Start of Exercise data

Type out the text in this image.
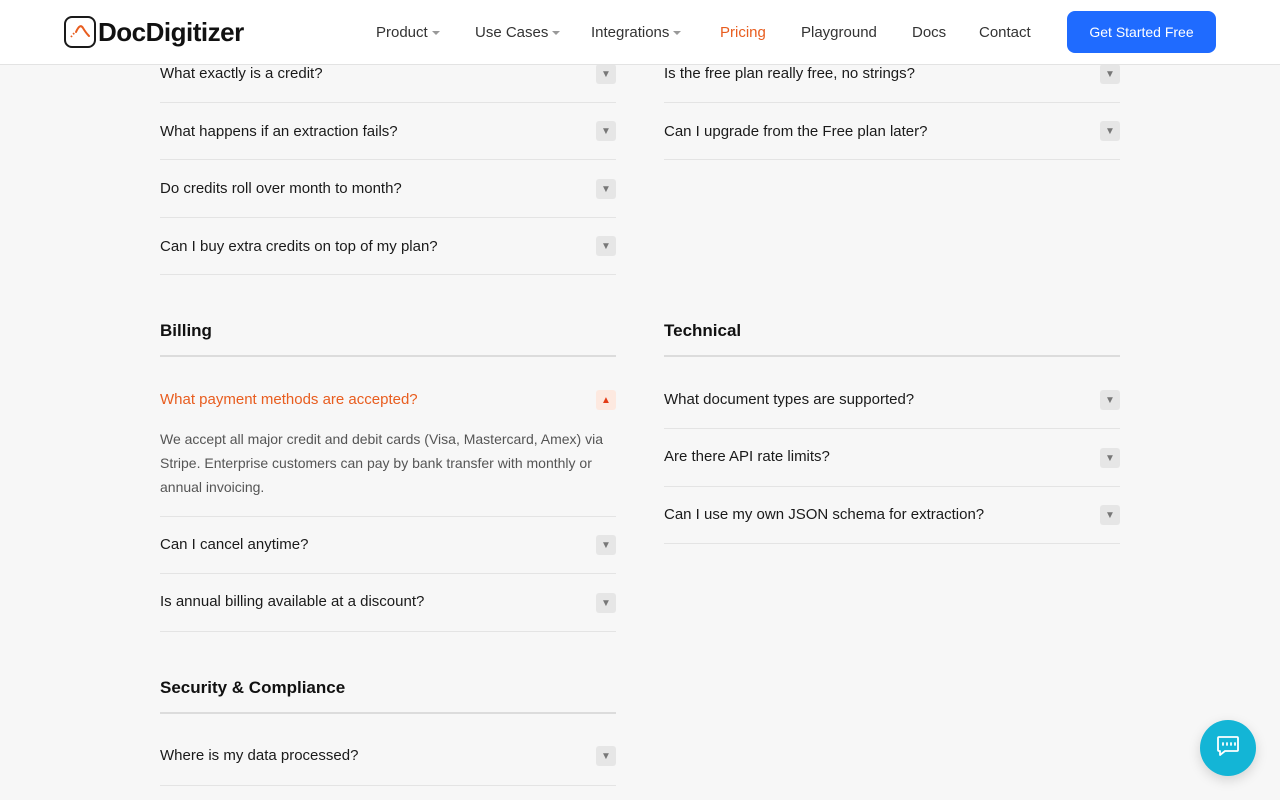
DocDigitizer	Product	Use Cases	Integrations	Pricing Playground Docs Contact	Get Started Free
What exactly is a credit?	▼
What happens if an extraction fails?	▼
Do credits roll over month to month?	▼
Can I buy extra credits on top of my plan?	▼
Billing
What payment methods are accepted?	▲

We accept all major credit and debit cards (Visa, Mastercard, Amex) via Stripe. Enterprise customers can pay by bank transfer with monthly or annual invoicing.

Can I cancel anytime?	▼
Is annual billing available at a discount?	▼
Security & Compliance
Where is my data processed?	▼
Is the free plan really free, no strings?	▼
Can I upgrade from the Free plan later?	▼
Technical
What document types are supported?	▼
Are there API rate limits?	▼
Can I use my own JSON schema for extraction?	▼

End of Exercise data
Start of Exercise data

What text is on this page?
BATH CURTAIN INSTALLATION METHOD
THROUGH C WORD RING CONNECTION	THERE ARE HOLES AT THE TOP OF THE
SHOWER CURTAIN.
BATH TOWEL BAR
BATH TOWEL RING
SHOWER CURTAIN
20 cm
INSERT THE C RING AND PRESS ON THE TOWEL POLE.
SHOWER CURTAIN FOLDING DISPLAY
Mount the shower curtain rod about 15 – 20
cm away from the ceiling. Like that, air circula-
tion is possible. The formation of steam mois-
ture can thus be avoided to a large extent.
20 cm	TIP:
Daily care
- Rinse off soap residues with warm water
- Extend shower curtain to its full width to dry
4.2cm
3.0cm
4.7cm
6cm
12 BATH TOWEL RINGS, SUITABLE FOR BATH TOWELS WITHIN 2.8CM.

End of Exercise data

Directions for this task – Select the lines that carry the string "annual" and copy them.

Reply –
We accept all major credit and debit cards (Visa, Mastercard, Amex) via Stripe. Enterprise customers can pay by bank transfer with monthly or annual invoicing.
Is annual billing available at a discount?	▼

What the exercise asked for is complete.